● **Exercise objective**
Take every line from the material that has the word "marker" in it.

● **Exercise data**
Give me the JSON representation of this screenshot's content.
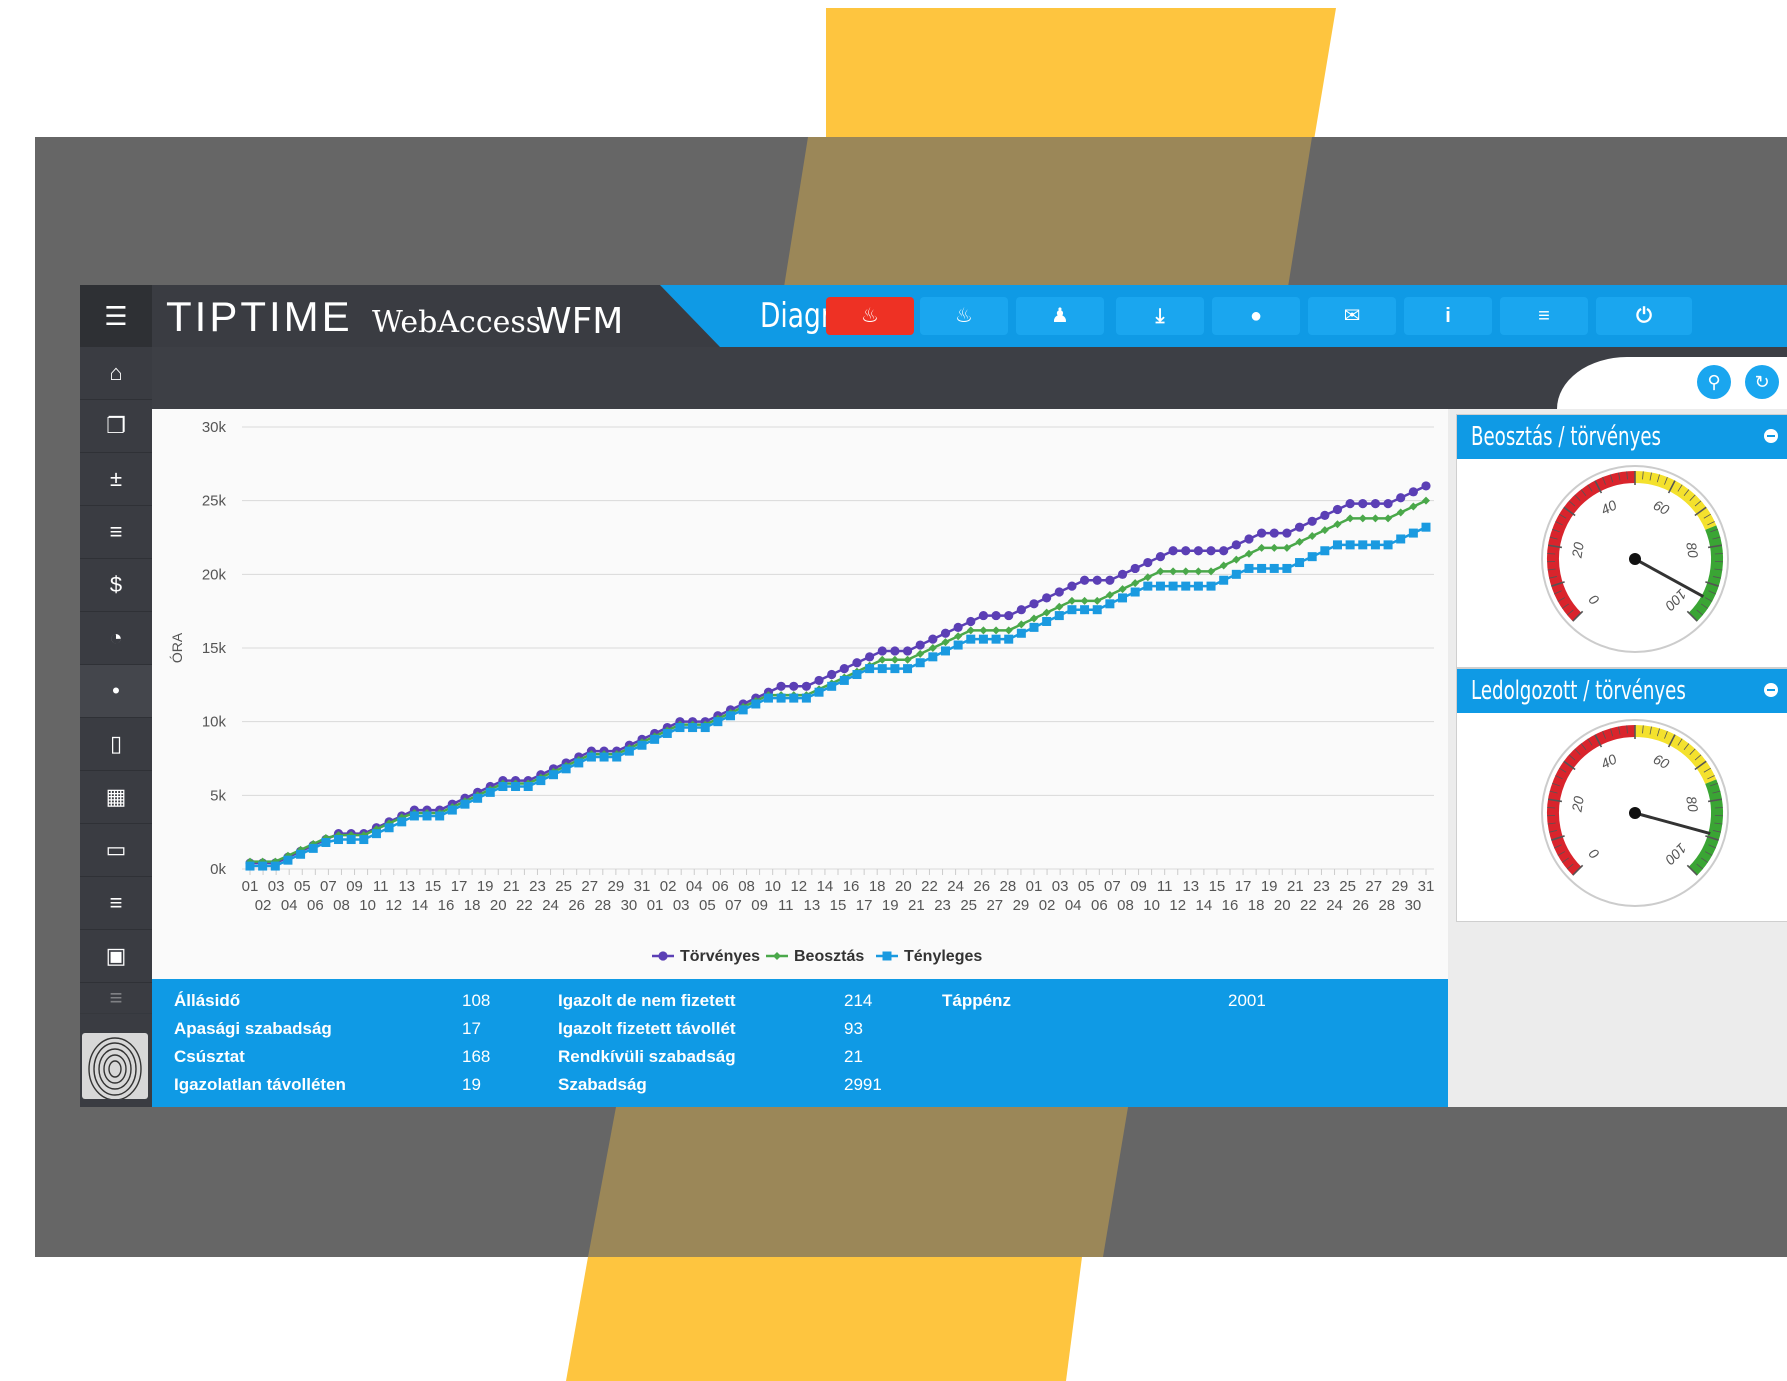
{
  "header": {
    "logo_tip": "TIPTIME",
    "logo_web": "WebAccess",
    "logo_wfm": "WFM",
    "title": "Diagramok",
    "buttons": [
      {
        "icon": "fire-icon",
        "active": true
      },
      {
        "icon": "flame-icon",
        "active": false
      },
      {
        "icon": "users-icon",
        "active": false
      },
      {
        "icon": "download-icon",
        "active": false
      },
      {
        "icon": "user-icon",
        "active": false
      },
      {
        "icon": "chat-icon",
        "active": false
      },
      {
        "icon": "info-icon",
        "active": false
      },
      {
        "icon": "database-settings-icon",
        "active": false
      },
      {
        "icon": "power-icon",
        "active": false
      }
    ]
  },
  "sidebar": {
    "items": [
      "home-icon",
      "copy-icon",
      "plus-minus-icon",
      "layers-icon",
      "dollar-icon",
      "pie-chart-icon",
      "dot-icon",
      "document-icon",
      "calendar-icon",
      "folder-icon",
      "stack-icon",
      "badge-icon",
      "stack-faded-icon"
    ]
  },
  "toolbar": {
    "buttons": [
      "search-icon",
      "refresh-icon"
    ]
  },
  "chart_data": {
    "type": "line",
    "ylabel": "ÓRA",
    "ylim": [
      0,
      30000
    ],
    "yticks": [
      "0k",
      "5k",
      "10k",
      "15k",
      "20k",
      "25k",
      "30k"
    ],
    "x_top_labels": [
      "01",
      "03",
      "05",
      "07",
      "09",
      "11",
      "13",
      "15",
      "17",
      "19",
      "21",
      "23",
      "25",
      "27",
      "29",
      "31",
      "02",
      "04",
      "06",
      "08",
      "10",
      "12",
      "14",
      "16",
      "18",
      "20",
      "22",
      "24",
      "26",
      "28",
      "01",
      "03",
      "05",
      "07",
      "09",
      "11",
      "13",
      "15",
      "17",
      "19",
      "21",
      "23",
      "25",
      "27",
      "29",
      "31"
    ],
    "x_bottom_labels": [
      "02",
      "04",
      "06",
      "08",
      "10",
      "12",
      "14",
      "16",
      "18",
      "20",
      "22",
      "24",
      "26",
      "28",
      "30",
      "01",
      "03",
      "05",
      "07",
      "09",
      "11",
      "13",
      "15",
      "17",
      "19",
      "21",
      "23",
      "25",
      "27",
      "29",
      "02",
      "04",
      "06",
      "08",
      "10",
      "12",
      "14",
      "16",
      "18",
      "20",
      "22",
      "24",
      "26",
      "28",
      "30"
    ],
    "series": [
      {
        "name": "Törvényes",
        "color": "#5b3fb5",
        "marker": "circle",
        "values": [
          400,
          400,
          400,
          800,
          1200,
          1600,
          2000,
          2400,
          2400,
          2400,
          2800,
          3200,
          3600,
          4000,
          4000,
          4000,
          4400,
          4800,
          5200,
          5600,
          6000,
          6000,
          6000,
          6400,
          6800,
          7200,
          7600,
          8000,
          8000,
          8000,
          8400,
          8800,
          9200,
          9600,
          10000,
          10000,
          10000,
          10400,
          10800,
          11200,
          11600,
          12000,
          12400,
          12400,
          12400,
          12800,
          13200,
          13600,
          14000,
          14400,
          14800,
          14800,
          14800,
          15200,
          15600,
          16000,
          16400,
          16800,
          17200,
          17200,
          17200,
          17600,
          18000,
          18400,
          18800,
          19200,
          19600,
          19600,
          19600,
          20000,
          20400,
          20800,
          21200,
          21600,
          21600,
          21600,
          21600,
          21600,
          22000,
          22400,
          22800,
          22800,
          22800,
          23200,
          23600,
          24000,
          24400,
          24800,
          24800,
          24800,
          24800,
          25200,
          25600,
          26000
        ]
      },
      {
        "name": "Beosztás",
        "color": "#4aa84a",
        "marker": "diamond",
        "values": [
          500,
          500,
          500,
          900,
          1300,
          1700,
          2100,
          2300,
          2300,
          2300,
          2700,
          3100,
          3500,
          3800,
          3800,
          3800,
          4200,
          4600,
          5000,
          5400,
          5800,
          5800,
          5800,
          6200,
          6600,
          7000,
          7400,
          7800,
          7800,
          7800,
          8200,
          8600,
          9000,
          9400,
          9800,
          9800,
          9800,
          10200,
          10600,
          11000,
          11400,
          11800,
          11800,
          11800,
          11800,
          12200,
          12600,
          13000,
          13400,
          13800,
          14200,
          14200,
          14200,
          14600,
          15000,
          15400,
          15800,
          16200,
          16200,
          16200,
          16200,
          16600,
          17000,
          17400,
          17800,
          18200,
          18200,
          18200,
          18600,
          19000,
          19400,
          19800,
          20200,
          20200,
          20200,
          20200,
          20200,
          20600,
          21000,
          21400,
          21800,
          21800,
          21800,
          22200,
          22600,
          23000,
          23400,
          23800,
          23800,
          23800,
          23800,
          24200,
          24600,
          25000
        ]
      },
      {
        "name": "Tényleges",
        "color": "#1a9ae0",
        "marker": "square",
        "values": [
          200,
          200,
          200,
          600,
          1000,
          1400,
          1800,
          2000,
          2000,
          2000,
          2400,
          2800,
          3200,
          3600,
          3600,
          3600,
          4000,
          4400,
          4800,
          5200,
          5600,
          5600,
          5600,
          6000,
          6400,
          6800,
          7200,
          7600,
          7600,
          7600,
          8000,
          8400,
          8800,
          9200,
          9600,
          9600,
          9600,
          10000,
          10400,
          10800,
          11200,
          11600,
          11600,
          11600,
          11600,
          12000,
          12400,
          12800,
          13200,
          13600,
          13600,
          13600,
          13600,
          14000,
          14400,
          14800,
          15200,
          15600,
          15600,
          15600,
          15600,
          16000,
          16400,
          16800,
          17200,
          17600,
          17600,
          17600,
          18000,
          18400,
          18800,
          19200,
          19200,
          19200,
          19200,
          19200,
          19200,
          19600,
          20000,
          20400,
          20400,
          20400,
          20400,
          20800,
          21200,
          21600,
          22000,
          22000,
          22000,
          22000,
          22000,
          22400,
          22800,
          23200
        ]
      }
    ]
  },
  "stats": {
    "col1": [
      {
        "label": "Állásidő",
        "value": "108"
      },
      {
        "label": "Apasági szabadság",
        "value": "17"
      },
      {
        "label": "Csúsztat",
        "value": "168"
      },
      {
        "label": "Igazolatlan távolléten",
        "value": "19"
      }
    ],
    "col2": [
      {
        "label": "Igazolt de nem fizetett",
        "value": "214"
      },
      {
        "label": "Igazolt fizetett távollét",
        "value": "93"
      },
      {
        "label": "Rendkívüli szabadság",
        "value": "21"
      },
      {
        "label": "Szabadság",
        "value": "2991"
      }
    ],
    "col3": [
      {
        "label": "Táppénz",
        "value": "2001"
      }
    ]
  },
  "gauges": [
    {
      "title": "Beosztás / törvényes",
      "value": 94,
      "ticks": [
        "0",
        "20",
        "40",
        "60",
        "80",
        "100"
      ]
    },
    {
      "title": "Ledolgozott / törvényes",
      "value": 89,
      "ticks": [
        "0",
        "20",
        "40",
        "60",
        "80",
        "100"
      ]
    }
  ],
  "colors": {
    "accent": "#0f9ae5",
    "danger": "#ee3124",
    "sidebar": "#3a3c42",
    "stripe": "#fec53f"
  }
}
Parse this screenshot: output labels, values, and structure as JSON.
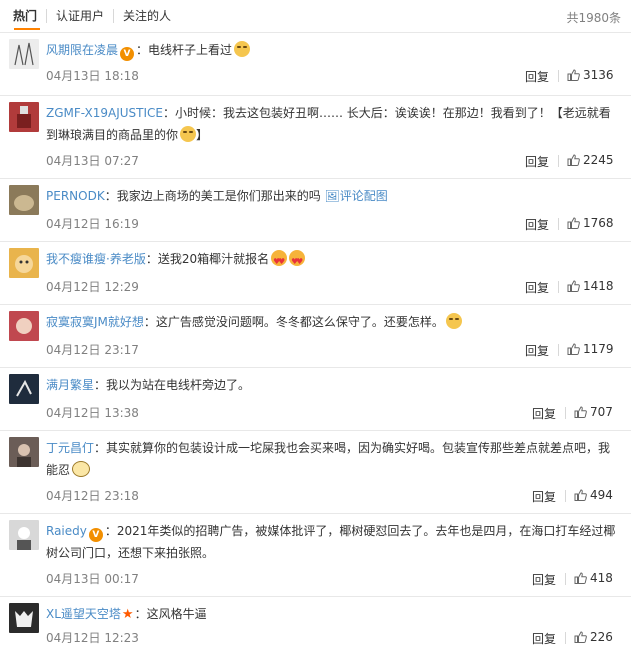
{
  "tabs": [
    {
      "label": "热门"
    },
    {
      "label": "认证用户"
    },
    {
      "label": "关注的人"
    }
  ],
  "total": "共1980条",
  "reply_label": "回复",
  "colors": {
    "link": "#4a8bc6",
    "accent": "#ff8200",
    "meta": "#808080"
  },
  "comments": [
    {
      "user": "风期限在凌晨",
      "badge": "v-badge",
      "content": "：电线杆子上看过",
      "emoji": "smug-emoji",
      "time": "04月13日 18:18",
      "likes": "3136",
      "avatar_color": "#ececec"
    },
    {
      "user": "ZGMF-X19AJUSTICE",
      "content": "：小时候：我去这包装好丑啊…… 长大后：诶诶诶！在那边！我看到了！【老远就看到琳琅满目的商品里的你",
      "emoji": "smug-emoji",
      "content_tail": "】",
      "time": "04月13日 07:27",
      "likes": "2245",
      "avatar_color": "#b13b3b"
    },
    {
      "user": "PERNODK",
      "content": "：我家边上商场的美工是你们那出来的吗",
      "extra_link": "评论配图",
      "time": "04月12日 16:19",
      "likes": "1768",
      "avatar_color": "#8b7a5a"
    },
    {
      "user": "我不瘦谁瘦·养老版",
      "content": "：送我20箱椰汁就报名",
      "emoji": "love-emoji",
      "emoji2": "love-emoji",
      "time": "04月12日 12:29",
      "likes": "1418",
      "avatar_color": "#e9b44c"
    },
    {
      "user": "寂寞寂寞JM就好想",
      "content": "：这广告感觉没问题啊。冬冬都这么保守了。还要怎样。",
      "emoji": "smug-emoji",
      "time": "04月12日 23:17",
      "likes": "1179",
      "avatar_color": "#c0484f"
    },
    {
      "user": "满月繁星",
      "content": "：我以为站在电线杆旁边了。",
      "time": "04月12日 13:38",
      "likes": "707",
      "avatar_color": "#1f2c3d"
    },
    {
      "user": "丁元昌仃",
      "content": "：其实就算你的包装设计成一坨屎我也会买来喝，因为确实好喝。包装宣传那些差点就差点吧，我能忍",
      "emoji": "glasses-emoji",
      "time": "04月12日 23:18",
      "likes": "494",
      "avatar_color": "#6b5d57"
    },
    {
      "user": "Raiedy",
      "badge": "v-badge",
      "content": "：2021年类似的招聘广告，被媒体批评了，椰树硬怼回去了。去年也是四月，在海口打车经过椰树公司门口，还想下来拍张照。",
      "time": "04月13日 00:17",
      "likes": "418",
      "avatar_color": "#d8d8d8"
    },
    {
      "user": "XL遥望天空塔",
      "badge": "star-badge",
      "content": "：这风格牛逼",
      "time": "04月12日 12:23",
      "likes": "226",
      "avatar_color": "#2b2b2b"
    }
  ]
}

● **Expected answer**
        "marker": "circle",
        "marker": "diamond",
        "marker": "square",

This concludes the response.